(Data listing):

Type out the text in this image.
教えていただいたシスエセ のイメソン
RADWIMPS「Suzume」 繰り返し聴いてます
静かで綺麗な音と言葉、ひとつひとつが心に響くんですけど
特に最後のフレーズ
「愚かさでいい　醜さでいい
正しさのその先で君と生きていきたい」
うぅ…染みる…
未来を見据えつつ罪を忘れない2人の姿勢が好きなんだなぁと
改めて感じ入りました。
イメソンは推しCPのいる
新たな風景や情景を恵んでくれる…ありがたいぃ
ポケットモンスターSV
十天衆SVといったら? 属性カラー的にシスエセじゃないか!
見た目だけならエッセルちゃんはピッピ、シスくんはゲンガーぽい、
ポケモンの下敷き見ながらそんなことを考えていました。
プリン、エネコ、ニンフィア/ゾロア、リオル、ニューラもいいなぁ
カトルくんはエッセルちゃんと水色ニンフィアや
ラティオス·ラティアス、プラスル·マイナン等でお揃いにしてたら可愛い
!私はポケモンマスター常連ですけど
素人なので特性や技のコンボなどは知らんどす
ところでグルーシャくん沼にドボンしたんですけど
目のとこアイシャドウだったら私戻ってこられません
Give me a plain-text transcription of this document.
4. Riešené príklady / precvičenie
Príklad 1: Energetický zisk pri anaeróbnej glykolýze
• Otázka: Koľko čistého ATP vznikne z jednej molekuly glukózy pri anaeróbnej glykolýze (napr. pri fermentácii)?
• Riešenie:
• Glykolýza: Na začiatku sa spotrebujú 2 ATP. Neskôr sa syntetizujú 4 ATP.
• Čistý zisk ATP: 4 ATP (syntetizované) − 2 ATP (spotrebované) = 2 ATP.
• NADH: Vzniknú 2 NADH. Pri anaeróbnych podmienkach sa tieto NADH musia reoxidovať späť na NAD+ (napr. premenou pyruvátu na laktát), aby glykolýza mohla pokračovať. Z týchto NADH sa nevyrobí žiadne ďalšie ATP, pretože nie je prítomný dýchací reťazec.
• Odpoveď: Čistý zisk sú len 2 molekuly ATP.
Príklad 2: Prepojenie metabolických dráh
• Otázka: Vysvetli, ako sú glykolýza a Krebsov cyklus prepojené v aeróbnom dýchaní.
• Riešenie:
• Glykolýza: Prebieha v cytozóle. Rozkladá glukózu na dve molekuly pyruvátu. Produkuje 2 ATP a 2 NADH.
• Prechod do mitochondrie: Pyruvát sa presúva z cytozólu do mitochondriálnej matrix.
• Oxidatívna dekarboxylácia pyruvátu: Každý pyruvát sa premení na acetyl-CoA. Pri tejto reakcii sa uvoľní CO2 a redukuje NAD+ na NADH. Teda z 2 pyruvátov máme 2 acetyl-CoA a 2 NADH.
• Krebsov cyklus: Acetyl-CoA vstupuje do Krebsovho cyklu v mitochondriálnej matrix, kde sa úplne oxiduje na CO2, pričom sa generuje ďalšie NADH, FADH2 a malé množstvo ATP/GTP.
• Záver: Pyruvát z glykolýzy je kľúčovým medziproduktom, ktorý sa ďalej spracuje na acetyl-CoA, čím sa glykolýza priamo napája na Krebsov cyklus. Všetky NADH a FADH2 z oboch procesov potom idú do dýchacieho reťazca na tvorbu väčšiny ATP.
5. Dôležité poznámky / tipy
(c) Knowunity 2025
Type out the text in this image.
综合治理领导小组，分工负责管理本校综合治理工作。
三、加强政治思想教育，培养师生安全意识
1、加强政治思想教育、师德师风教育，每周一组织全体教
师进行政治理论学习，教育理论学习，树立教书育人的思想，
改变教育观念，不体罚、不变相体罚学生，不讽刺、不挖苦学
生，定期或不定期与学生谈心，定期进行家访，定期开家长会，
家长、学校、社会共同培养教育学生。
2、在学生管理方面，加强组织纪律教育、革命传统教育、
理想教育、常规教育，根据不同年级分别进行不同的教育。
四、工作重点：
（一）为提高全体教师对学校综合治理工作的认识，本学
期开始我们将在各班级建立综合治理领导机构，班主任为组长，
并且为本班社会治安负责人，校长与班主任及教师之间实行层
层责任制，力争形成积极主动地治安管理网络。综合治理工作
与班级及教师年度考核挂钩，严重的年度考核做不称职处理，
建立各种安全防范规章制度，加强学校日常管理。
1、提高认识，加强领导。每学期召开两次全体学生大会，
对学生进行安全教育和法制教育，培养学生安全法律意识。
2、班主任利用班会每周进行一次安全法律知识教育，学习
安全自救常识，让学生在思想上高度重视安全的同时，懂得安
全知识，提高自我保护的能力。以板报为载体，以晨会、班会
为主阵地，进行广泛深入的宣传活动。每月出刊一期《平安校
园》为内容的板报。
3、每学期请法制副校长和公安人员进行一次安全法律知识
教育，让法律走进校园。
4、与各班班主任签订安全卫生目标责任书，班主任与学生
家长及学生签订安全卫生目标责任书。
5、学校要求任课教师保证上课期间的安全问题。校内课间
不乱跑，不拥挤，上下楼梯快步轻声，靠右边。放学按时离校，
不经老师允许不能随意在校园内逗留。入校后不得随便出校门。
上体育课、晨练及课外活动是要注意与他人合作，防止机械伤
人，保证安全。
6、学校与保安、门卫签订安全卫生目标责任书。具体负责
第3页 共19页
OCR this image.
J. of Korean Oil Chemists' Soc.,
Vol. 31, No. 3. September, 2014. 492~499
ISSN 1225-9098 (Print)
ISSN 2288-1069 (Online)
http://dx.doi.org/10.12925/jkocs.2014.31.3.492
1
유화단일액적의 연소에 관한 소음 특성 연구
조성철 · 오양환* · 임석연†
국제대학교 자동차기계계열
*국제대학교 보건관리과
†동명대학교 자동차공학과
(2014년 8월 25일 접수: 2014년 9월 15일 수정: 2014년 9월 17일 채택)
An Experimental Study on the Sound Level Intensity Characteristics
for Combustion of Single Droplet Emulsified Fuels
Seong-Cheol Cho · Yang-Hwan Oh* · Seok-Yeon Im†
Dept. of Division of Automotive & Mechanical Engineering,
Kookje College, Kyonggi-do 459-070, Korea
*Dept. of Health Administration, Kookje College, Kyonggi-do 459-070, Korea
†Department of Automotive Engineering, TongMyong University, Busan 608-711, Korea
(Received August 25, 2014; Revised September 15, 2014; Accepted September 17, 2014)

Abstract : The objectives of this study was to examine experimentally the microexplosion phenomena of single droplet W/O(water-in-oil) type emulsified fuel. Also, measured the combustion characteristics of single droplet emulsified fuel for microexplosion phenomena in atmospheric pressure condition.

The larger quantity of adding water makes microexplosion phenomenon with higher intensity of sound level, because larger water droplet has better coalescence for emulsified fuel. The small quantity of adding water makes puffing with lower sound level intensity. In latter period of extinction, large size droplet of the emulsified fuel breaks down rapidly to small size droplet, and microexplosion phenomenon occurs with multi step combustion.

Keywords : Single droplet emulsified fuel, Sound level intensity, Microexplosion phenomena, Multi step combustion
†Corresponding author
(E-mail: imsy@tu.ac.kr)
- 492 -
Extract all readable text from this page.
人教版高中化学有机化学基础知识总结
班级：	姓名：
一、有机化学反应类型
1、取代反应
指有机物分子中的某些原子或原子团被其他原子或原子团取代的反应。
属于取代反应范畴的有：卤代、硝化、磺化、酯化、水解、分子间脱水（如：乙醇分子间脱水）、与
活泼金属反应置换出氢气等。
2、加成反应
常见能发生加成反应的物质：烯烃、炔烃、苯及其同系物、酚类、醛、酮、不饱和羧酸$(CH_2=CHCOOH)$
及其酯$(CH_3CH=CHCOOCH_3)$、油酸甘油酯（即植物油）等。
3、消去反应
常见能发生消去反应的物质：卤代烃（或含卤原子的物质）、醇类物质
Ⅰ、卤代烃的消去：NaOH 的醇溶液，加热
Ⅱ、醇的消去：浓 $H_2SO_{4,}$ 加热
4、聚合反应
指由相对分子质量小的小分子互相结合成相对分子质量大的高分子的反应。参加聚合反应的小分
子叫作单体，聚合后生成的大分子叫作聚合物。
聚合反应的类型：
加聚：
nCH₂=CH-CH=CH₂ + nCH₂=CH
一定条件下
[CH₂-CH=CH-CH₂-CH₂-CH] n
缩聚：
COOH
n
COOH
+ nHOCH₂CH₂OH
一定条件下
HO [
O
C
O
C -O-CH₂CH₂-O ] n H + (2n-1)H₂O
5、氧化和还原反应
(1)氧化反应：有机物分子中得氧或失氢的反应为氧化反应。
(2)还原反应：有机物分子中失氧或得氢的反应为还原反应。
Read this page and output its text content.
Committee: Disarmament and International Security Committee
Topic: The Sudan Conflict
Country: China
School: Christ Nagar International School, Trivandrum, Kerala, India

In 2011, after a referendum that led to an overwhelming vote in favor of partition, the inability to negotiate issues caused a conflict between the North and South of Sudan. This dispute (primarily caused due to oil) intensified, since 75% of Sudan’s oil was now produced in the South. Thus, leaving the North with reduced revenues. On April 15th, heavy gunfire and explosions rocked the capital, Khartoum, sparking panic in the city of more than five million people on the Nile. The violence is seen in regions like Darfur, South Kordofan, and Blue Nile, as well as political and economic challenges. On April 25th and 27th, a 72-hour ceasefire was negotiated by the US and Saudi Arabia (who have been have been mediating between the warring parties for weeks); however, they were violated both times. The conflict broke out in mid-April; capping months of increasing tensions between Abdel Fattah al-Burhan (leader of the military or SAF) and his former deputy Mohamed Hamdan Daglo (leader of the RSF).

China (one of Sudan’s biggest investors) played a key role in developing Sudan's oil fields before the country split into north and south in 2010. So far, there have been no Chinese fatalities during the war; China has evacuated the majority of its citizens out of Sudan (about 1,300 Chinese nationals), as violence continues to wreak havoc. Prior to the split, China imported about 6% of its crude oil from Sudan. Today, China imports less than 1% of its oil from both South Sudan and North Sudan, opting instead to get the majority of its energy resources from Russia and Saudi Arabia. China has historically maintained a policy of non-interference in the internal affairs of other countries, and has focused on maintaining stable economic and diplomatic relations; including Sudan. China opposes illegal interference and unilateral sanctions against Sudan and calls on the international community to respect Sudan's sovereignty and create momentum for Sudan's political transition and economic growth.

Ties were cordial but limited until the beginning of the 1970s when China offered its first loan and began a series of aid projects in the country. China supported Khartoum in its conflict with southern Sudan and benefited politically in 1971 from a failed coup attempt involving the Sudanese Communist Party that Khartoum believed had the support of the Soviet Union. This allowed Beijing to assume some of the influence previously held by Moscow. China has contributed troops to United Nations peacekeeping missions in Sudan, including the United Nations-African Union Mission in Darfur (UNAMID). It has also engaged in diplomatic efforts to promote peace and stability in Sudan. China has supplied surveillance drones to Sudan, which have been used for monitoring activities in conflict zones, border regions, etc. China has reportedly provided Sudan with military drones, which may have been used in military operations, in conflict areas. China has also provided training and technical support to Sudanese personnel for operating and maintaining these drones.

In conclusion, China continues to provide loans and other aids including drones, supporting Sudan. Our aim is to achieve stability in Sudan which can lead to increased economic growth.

(Aim):
Display every line of the listing that contains the string "College".

(Exercise answer):
Kookje College, Kyonggi-do 459-070, Korea
*Dept. of Health Administration, Kookje College, Kyonggi-do 459-070, Korea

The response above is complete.